#### [Data for the task]

<<<<

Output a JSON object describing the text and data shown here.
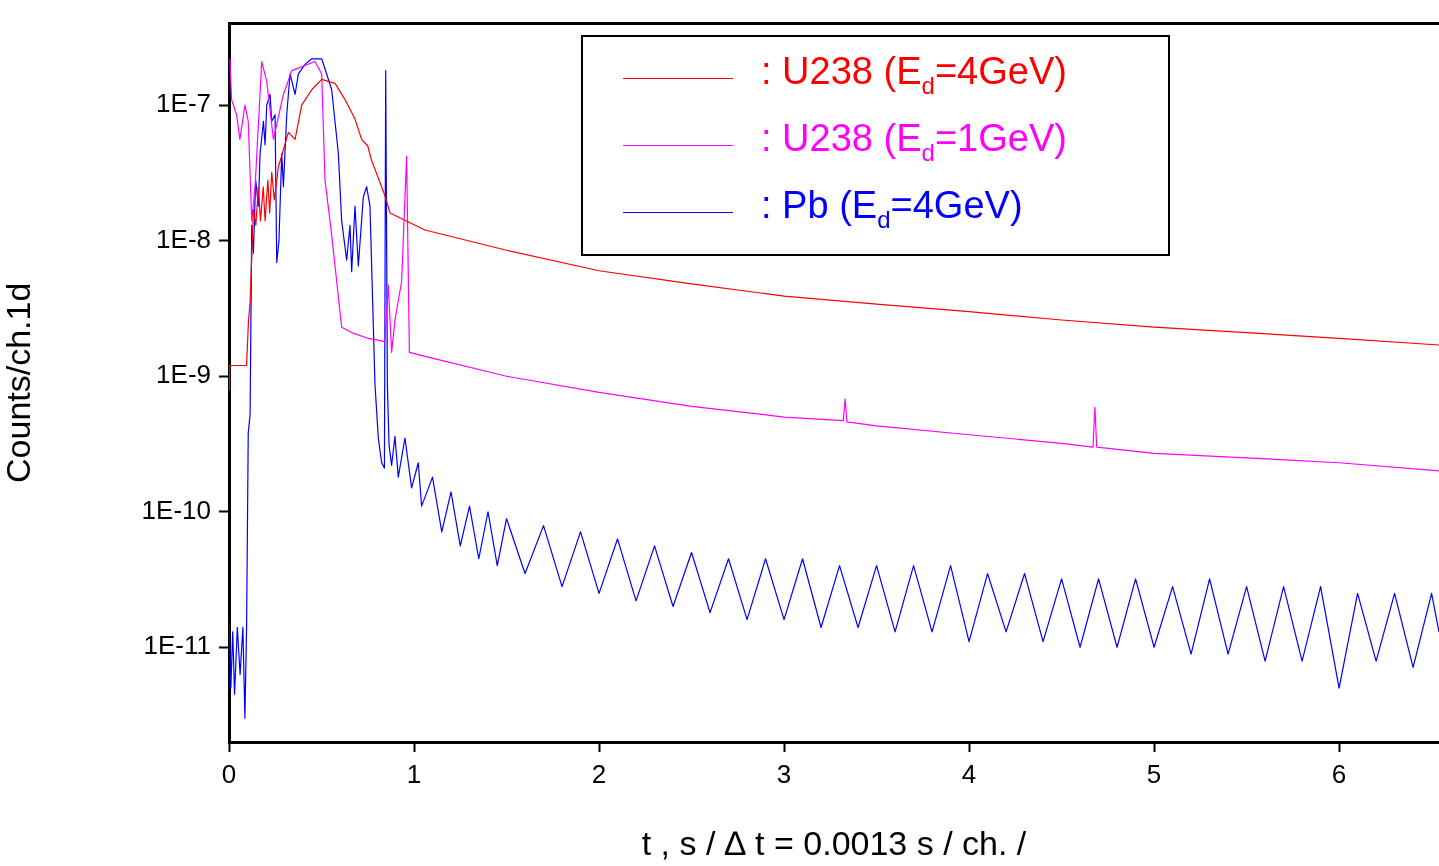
{
  "chart_data": {
    "type": "line",
    "xlabel": "t , s / ∆ t = 0.0013 s / ch. /",
    "ylabel": "Counts/ch.1d",
    "log": "y",
    "xlim": [
      0,
      6.54
    ],
    "ylim": [
      2e-12,
      4e-07
    ],
    "xticks": [
      0,
      1,
      2,
      3,
      4,
      5,
      6
    ],
    "yticks": [
      {
        "value": 1e-11,
        "label": "1E-11"
      },
      {
        "value": 1e-10,
        "label": "1E-10"
      },
      {
        "value": 1e-09,
        "label": "1E-9"
      },
      {
        "value": 1e-08,
        "label": "1E-8"
      },
      {
        "value": 1e-07,
        "label": "1E-7"
      }
    ],
    "grid": false,
    "legend": "top right",
    "marker": "none",
    "line_style": "solid",
    "series": [
      {
        "name": ": U238 (E$_{d}$=4GeV)",
        "color": "#ff0000",
        "x": [
          0,
          0.003,
          0.095,
          0.105,
          0.114,
          0.132,
          0.145,
          0.159,
          0.17,
          0.185,
          0.195,
          0.21,
          0.22,
          0.231,
          0.245,
          0.267,
          0.3,
          0.321,
          0.357,
          0.393,
          0.447,
          0.501,
          0.573,
          0.627,
          0.681,
          0.717,
          0.75,
          0.771,
          0.807,
          0.84,
          0.86,
          0.87,
          1.059,
          1.5,
          2,
          2.5,
          3,
          3.5,
          4,
          4.5,
          5,
          5.5,
          6,
          6.54
        ],
        "values": [
          7.9e-10,
          1.2e-09,
          1.2e-09,
          2.5e-09,
          3.5e-09,
          1.7e-08,
          1.3e-08,
          2.5e-08,
          1.4e-08,
          2.5e-08,
          1.4e-08,
          2.8e-08,
          1.6e-08,
          3.2e-08,
          2e-08,
          3.5e-08,
          5e-08,
          6.3e-08,
          5.6e-08,
          1e-07,
          1.3e-07,
          1.55e-07,
          1.45e-07,
          1.1e-07,
          7.9e-08,
          5.6e-08,
          5e-08,
          3.9e-08,
          2.9e-08,
          2.2e-08,
          1.8e-08,
          1.6e-08,
          1.2e-08,
          8.5e-09,
          6e-09,
          4.8e-09,
          3.9e-09,
          3.4e-09,
          3e-09,
          2.6e-09,
          2.3e-09,
          2.1e-09,
          1.9e-09,
          1.7e-09
        ]
      },
      {
        "name": ": U238 (E$_{d}$=1GeV)",
        "color": "#ff00ff",
        "x": [
          0.005,
          0.014,
          0.041,
          0.059,
          0.086,
          0.104,
          0.123,
          0.141,
          0.177,
          0.204,
          0.24,
          0.294,
          0.339,
          0.465,
          0.501,
          0.519,
          0.555,
          0.609,
          0.663,
          0.753,
          0.843,
          0.861,
          0.879,
          0.897,
          0.933,
          0.96,
          0.975,
          1.059,
          1.5,
          2,
          2.5,
          3,
          3.32,
          3.33,
          3.34,
          3.5,
          4,
          4.5,
          4.67,
          4.68,
          4.69,
          5,
          5.5,
          6,
          6.54
        ],
        "values": [
          2.2e-07,
          1.1e-07,
          8.5e-08,
          5.6e-08,
          1e-07,
          7.6e-08,
          1.4e-08,
          2.5e-08,
          2.1e-07,
          1.5e-07,
          5.6e-08,
          1.2e-07,
          1.8e-07,
          2.1e-07,
          1.7e-07,
          2.8e-08,
          1.1e-08,
          2.3e-09,
          2.1e-09,
          1.9e-09,
          1.8e-09,
          4.7e-09,
          1.5e-09,
          2.6e-09,
          5e-09,
          4.2e-08,
          1.5e-09,
          1.4e-09,
          1e-09,
          7.6e-10,
          6e-10,
          5e-10,
          4.7e-10,
          6.8e-10,
          4.6e-10,
          4.3e-10,
          3.7e-10,
          3.2e-10,
          3e-10,
          5.9e-10,
          3e-10,
          2.7e-10,
          2.5e-10,
          2.3e-10,
          2e-10
        ]
      },
      {
        "name": ": Pb (E$_{d}$=4GeV)",
        "color": "#0000ff",
        "x": [
          0,
          0.01,
          0.02,
          0.03,
          0.045,
          0.06,
          0.075,
          0.086,
          0.095,
          0.104,
          0.114,
          0.123,
          0.132,
          0.144,
          0.159,
          0.168,
          0.186,
          0.195,
          0.204,
          0.222,
          0.231,
          0.249,
          0.258,
          0.27,
          0.285,
          0.294,
          0.312,
          0.33,
          0.357,
          0.375,
          0.411,
          0.447,
          0.501,
          0.528,
          0.555,
          0.591,
          0.609,
          0.636,
          0.654,
          0.663,
          0.681,
          0.699,
          0.726,
          0.744,
          0.762,
          0.789,
          0.807,
          0.825,
          0.84,
          0.847,
          0.856,
          0.865,
          0.879,
          0.897,
          0.915,
          0.951,
          0.987,
          1.023,
          1.041,
          1.1,
          1.15,
          1.2,
          1.25,
          1.3,
          1.35,
          1.4,
          1.45,
          1.5,
          1.6,
          1.7,
          1.8,
          1.9,
          2.0,
          2.1,
          2.2,
          2.3,
          2.4,
          2.5,
          2.6,
          2.7,
          2.8,
          2.9,
          3.0,
          3.1,
          3.2,
          3.3,
          3.4,
          3.5,
          3.6,
          3.7,
          3.8,
          3.9,
          4.0,
          4.1,
          4.2,
          4.3,
          4.4,
          4.5,
          4.6,
          4.7,
          4.8,
          4.9,
          5.0,
          5.1,
          5.2,
          5.3,
          5.4,
          5.5,
          5.6,
          5.7,
          5.8,
          5.9,
          6.0,
          6.1,
          6.2,
          6.3,
          6.4,
          6.5,
          6.54
        ],
        "values": [
          1.6e-11,
          5e-12,
          1.3e-11,
          4.5e-12,
          1.4e-11,
          6.3e-12,
          1.4e-11,
          3e-12,
          1.4e-11,
          3.8e-10,
          5.2e-10,
          1.3e-08,
          8.1e-09,
          2.8e-08,
          1.8e-08,
          4.4e-08,
          7.6e-08,
          5.1e-08,
          1e-07,
          1.2e-07,
          7.6e-08,
          8.5e-08,
          6.9e-09,
          1e-08,
          4.4e-08,
          2.5e-08,
          8.5e-08,
          1.7e-07,
          1.2e-07,
          1.7e-07,
          2e-07,
          2.2e-07,
          2.2e-07,
          1.7e-07,
          1.3e-07,
          4.4e-08,
          1.4e-08,
          7.2e-09,
          1.3e-08,
          5.9e-09,
          1.8e-08,
          6.5e-09,
          2.1e-08,
          2.5e-08,
          1.8e-08,
          8.7e-10,
          3.5e-10,
          2.3e-10,
          2.1e-10,
          1.8e-07,
          8.7e-10,
          3.1e-10,
          2.2e-10,
          3.6e-10,
          1.8e-10,
          3.5e-10,
          1.5e-10,
          2.3e-10,
          1.1e-10,
          1.8e-10,
          7.1e-11,
          1.4e-10,
          5.6e-11,
          1.1e-10,
          4.5e-11,
          1e-10,
          4e-11,
          8.9e-11,
          3.5e-11,
          7.9e-11,
          2.8e-11,
          7.1e-11,
          2.5e-11,
          6.3e-11,
          2.2e-11,
          5.6e-11,
          2e-11,
          5e-11,
          1.8e-11,
          4.5e-11,
          1.6e-11,
          4.5e-11,
          1.6e-11,
          4.5e-11,
          1.4e-11,
          4e-11,
          1.4e-11,
          4e-11,
          1.3e-11,
          4e-11,
          1.3e-11,
          4e-11,
          1.1e-11,
          3.5e-11,
          1.3e-11,
          3.5e-11,
          1.1e-11,
          3.2e-11,
          1e-11,
          3.2e-11,
          1e-11,
          3.2e-11,
          1e-11,
          2.8e-11,
          8.9e-12,
          3.2e-11,
          8.9e-12,
          2.8e-11,
          7.9e-12,
          2.8e-11,
          7.9e-12,
          2.8e-11,
          5e-12,
          2.5e-11,
          7.9e-12,
          2.5e-11,
          7.1e-12,
          2.5e-11,
          1.3e-11
        ]
      }
    ]
  }
}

>>>>

#### [Short task]
Give only the number of lines in the listing above that include the string "color".

#### [Exercise result]
3